_WRITTEN REQUEST_:
Look for "punch" in each line of the entries, and return the matching lines.

_ _ _ _

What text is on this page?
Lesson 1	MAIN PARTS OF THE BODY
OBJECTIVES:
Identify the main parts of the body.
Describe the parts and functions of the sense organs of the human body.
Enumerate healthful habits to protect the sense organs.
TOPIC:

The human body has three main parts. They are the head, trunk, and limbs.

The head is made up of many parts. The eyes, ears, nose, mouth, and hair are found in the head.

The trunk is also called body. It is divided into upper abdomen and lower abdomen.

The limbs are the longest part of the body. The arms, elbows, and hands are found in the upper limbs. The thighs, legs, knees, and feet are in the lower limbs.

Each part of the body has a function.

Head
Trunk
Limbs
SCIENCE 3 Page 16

_ _ _ _

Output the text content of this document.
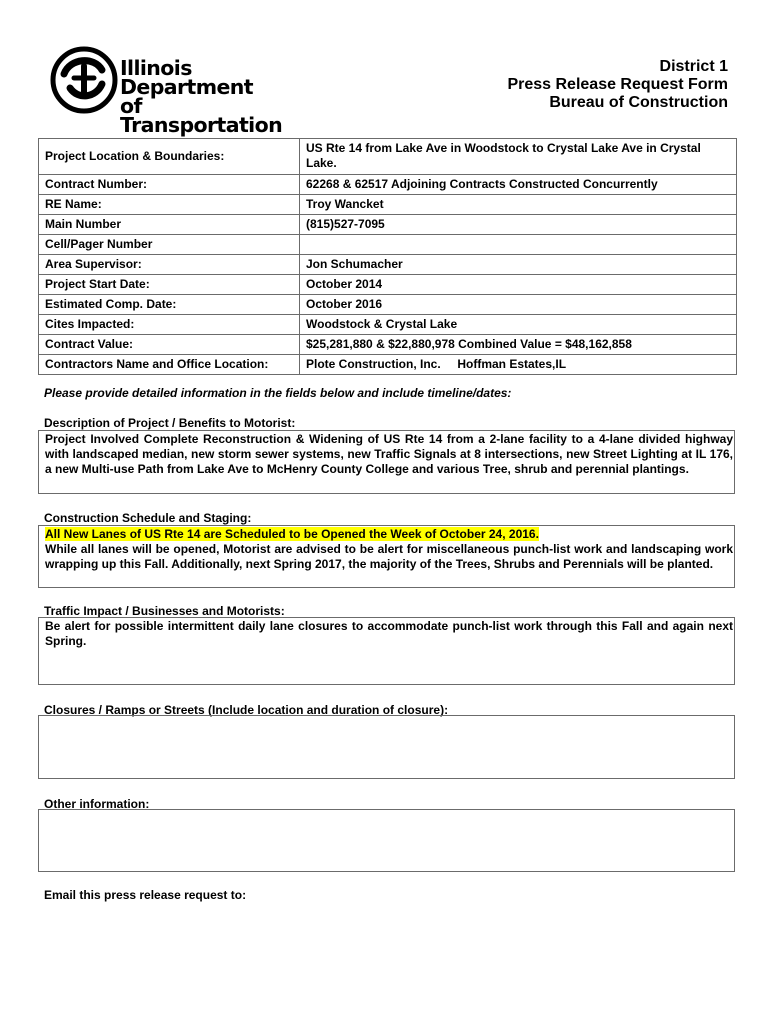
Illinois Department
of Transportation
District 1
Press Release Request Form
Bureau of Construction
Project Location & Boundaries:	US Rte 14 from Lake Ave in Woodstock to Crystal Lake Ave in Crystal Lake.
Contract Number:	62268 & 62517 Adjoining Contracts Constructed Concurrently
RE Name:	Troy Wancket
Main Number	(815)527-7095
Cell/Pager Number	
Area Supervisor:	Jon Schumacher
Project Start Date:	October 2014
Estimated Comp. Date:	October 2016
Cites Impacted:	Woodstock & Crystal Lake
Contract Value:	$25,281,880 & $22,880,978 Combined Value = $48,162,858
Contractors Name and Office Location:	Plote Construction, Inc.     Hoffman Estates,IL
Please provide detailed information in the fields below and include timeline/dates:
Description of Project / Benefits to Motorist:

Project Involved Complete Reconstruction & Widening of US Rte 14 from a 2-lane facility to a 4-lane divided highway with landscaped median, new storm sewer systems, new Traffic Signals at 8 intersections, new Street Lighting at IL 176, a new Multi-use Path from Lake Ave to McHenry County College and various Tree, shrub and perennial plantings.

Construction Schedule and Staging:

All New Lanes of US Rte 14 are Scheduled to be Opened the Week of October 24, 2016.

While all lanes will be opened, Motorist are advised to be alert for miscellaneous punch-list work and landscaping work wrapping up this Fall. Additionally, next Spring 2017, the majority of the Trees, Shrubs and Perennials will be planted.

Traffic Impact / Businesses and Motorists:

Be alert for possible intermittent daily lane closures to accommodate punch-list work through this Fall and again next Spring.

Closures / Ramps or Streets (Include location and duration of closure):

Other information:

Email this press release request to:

_ _ _ _

_WRITTEN REPLY_:
While all lanes will be opened, Motorist are advised to be alert for miscellaneous punch-list work and landscaping work wrapping up this Fall. Additionally, next Spring 2017, the majority of the Trees, Shrubs and Perennials will be planted.
Be alert for possible intermittent daily lane closures to accommodate punch-list work through this Fall and again next Spring.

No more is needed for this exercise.